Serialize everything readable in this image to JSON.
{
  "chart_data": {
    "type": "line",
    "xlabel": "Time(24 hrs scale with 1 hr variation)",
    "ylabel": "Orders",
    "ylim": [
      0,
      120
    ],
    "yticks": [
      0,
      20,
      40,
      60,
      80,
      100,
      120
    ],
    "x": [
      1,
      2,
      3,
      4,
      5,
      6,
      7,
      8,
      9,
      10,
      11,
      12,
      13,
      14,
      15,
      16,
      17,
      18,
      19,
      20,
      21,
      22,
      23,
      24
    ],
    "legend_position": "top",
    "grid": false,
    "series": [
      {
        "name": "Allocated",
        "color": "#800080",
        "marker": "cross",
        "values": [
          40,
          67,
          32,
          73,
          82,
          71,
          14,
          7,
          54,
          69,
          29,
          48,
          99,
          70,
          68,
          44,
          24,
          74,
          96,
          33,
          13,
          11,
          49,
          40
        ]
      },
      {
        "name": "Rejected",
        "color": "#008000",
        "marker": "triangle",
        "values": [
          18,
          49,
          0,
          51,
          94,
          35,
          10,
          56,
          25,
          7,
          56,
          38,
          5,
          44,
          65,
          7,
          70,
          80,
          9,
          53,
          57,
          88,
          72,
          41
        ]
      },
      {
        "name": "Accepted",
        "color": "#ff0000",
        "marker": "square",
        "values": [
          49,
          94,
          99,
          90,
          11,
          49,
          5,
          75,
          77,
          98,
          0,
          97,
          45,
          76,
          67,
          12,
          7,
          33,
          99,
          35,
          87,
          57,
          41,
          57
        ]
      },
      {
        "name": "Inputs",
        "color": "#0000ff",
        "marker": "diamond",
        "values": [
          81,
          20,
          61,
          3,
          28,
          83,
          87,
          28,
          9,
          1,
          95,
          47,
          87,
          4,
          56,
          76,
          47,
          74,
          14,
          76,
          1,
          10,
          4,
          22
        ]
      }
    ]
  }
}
● ● ● ● ● ● ●
■ Your objective ■
Copy each entry exactly, with nothing added or dropped.

■ Reply to the task ■
Serialize everything readable in this image to JSON.
{
  "chart_data": {
    "type": "line",
    "xlabel": "Time(24 hrs scale with 1 hr variation)",
    "ylabel": "Orders",
    "ylim": [
      0,
      120
    ],
    "yticks": [
      0,
      20,
      40,
      60,
      80,
      100,
      120
    ],
    "x": [
      1,
      2,
      3,
      4,
      5,
      6,
      7,
      8,
      9,
      10,
      11,
      12,
      13,
      14,
      15,
      16,
      17,
      18,
      19,
      20,
      21,
      22,
      23,
      24
    ],
    "legend_position": "top",
    "grid": false,
    "series": [
      {
        "name": "Allocated",
        "color": "#800080",
        "marker": "cross",
        "values": [
          40,
          67,
          32,
          73,
          82,
          71,
          14,
          7,
          54,
          69,
          29,
          48,
          99,
          70,
          68,
          44,
          24,
          74,
          96,
          33,
          13,
          11,
          49,
          40
        ]
      },
      {
        "name": "Rejected",
        "color": "#008000",
        "marker": "triangle",
        "values": [
          18,
          49,
          0,
          51,
          94,
          35,
          10,
          56,
          25,
          7,
          56,
          38,
          5,
          44,
          65,
          7,
          70,
          80,
          9,
          53,
          57,
          88,
          72,
          41
        ]
      },
      {
        "name": "Accepted",
        "color": "#ff0000",
        "marker": "square",
        "values": [
          49,
          94,
          99,
          90,
          11,
          49,
          5,
          75,
          77,
          98,
          0,
          97,
          45,
          76,
          67,
          12,
          7,
          33,
          99,
          35,
          87,
          57,
          41,
          57
        ]
      },
      {
        "name": "Inputs",
        "color": "#0000ff",
        "marker": "diamond",
        "values": [
          81,
          20,
          61,
          3,
          28,
          83,
          87,
          28,
          9,
          1,
          95,
          47,
          87,
          4,
          56,
          76,
          47,
          74,
          14,
          76,
          1,
          10,
          4,
          22
        ]
      }
    ]
  }
}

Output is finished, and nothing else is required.